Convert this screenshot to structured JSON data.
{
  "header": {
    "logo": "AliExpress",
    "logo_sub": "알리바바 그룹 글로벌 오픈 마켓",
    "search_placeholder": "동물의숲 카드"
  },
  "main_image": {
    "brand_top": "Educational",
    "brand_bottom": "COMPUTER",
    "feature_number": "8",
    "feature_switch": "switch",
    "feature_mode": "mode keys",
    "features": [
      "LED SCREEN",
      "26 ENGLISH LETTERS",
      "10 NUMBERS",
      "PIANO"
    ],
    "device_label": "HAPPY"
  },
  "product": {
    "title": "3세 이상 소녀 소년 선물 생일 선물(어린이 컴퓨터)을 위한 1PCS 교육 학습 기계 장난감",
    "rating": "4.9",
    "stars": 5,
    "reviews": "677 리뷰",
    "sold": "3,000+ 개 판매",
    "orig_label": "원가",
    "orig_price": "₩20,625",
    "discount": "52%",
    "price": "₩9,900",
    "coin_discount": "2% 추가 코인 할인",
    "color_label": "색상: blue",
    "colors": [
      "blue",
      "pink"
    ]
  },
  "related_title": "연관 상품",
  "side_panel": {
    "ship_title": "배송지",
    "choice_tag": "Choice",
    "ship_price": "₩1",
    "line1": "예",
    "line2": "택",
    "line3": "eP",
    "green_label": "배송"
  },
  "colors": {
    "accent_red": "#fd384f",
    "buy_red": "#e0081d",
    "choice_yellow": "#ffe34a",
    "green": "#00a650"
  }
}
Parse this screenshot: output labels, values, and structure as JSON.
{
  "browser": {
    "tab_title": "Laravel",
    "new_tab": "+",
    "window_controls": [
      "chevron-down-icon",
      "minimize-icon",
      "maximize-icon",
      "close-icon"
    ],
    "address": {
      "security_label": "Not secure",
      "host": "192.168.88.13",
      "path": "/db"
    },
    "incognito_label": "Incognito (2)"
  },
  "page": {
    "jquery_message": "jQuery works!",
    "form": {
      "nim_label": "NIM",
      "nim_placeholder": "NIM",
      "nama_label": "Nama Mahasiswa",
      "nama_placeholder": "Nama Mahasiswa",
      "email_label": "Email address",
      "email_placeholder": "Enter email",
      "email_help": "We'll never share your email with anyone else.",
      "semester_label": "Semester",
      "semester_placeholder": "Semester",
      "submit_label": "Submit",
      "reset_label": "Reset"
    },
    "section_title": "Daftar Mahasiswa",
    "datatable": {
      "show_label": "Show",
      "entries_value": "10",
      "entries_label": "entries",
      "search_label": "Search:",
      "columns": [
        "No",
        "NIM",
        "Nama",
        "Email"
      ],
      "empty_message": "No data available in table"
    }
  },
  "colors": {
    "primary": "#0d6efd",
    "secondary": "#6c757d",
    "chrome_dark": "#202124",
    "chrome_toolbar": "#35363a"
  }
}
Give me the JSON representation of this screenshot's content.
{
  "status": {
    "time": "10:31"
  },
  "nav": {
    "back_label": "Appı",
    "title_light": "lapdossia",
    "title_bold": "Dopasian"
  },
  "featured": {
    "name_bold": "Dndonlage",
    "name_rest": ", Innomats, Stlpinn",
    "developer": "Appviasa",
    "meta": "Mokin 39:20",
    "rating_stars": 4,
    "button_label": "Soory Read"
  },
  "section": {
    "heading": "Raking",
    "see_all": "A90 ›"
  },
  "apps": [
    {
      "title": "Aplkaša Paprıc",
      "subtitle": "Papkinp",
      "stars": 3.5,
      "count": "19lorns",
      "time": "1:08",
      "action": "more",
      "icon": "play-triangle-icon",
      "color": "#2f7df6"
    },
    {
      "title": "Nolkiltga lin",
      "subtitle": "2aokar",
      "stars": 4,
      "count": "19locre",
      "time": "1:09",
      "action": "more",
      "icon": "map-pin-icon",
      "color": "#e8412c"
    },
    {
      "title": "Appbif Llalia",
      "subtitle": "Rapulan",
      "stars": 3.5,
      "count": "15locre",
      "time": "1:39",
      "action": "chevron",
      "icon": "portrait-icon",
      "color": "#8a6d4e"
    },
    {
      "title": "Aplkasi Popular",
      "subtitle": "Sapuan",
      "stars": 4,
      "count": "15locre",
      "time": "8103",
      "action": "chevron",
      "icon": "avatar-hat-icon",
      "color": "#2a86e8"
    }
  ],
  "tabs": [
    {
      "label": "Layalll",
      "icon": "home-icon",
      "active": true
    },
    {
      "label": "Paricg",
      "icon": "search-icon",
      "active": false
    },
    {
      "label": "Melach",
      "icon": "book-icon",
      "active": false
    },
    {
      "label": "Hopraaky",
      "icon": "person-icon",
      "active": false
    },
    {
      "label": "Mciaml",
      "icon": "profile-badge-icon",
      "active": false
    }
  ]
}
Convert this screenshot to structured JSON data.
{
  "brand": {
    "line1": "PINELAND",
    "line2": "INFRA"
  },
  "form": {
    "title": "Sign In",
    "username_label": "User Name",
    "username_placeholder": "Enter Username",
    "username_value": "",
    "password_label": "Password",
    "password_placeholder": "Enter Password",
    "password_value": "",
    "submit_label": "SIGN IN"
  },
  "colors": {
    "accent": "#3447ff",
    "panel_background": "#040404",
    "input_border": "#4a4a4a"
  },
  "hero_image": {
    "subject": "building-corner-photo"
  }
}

> **STATED EXERCISE**
Copy, from the material above, each line in which the string "screenshot" occurs.

> **RIGHT ANSWER**
Convert this screenshot to structured JSON data.
Parse this screenshot: output labels, values, and structure as JSON.
Give me the JSON representation of this screenshot's content.
Convert this screenshot to structured JSON data.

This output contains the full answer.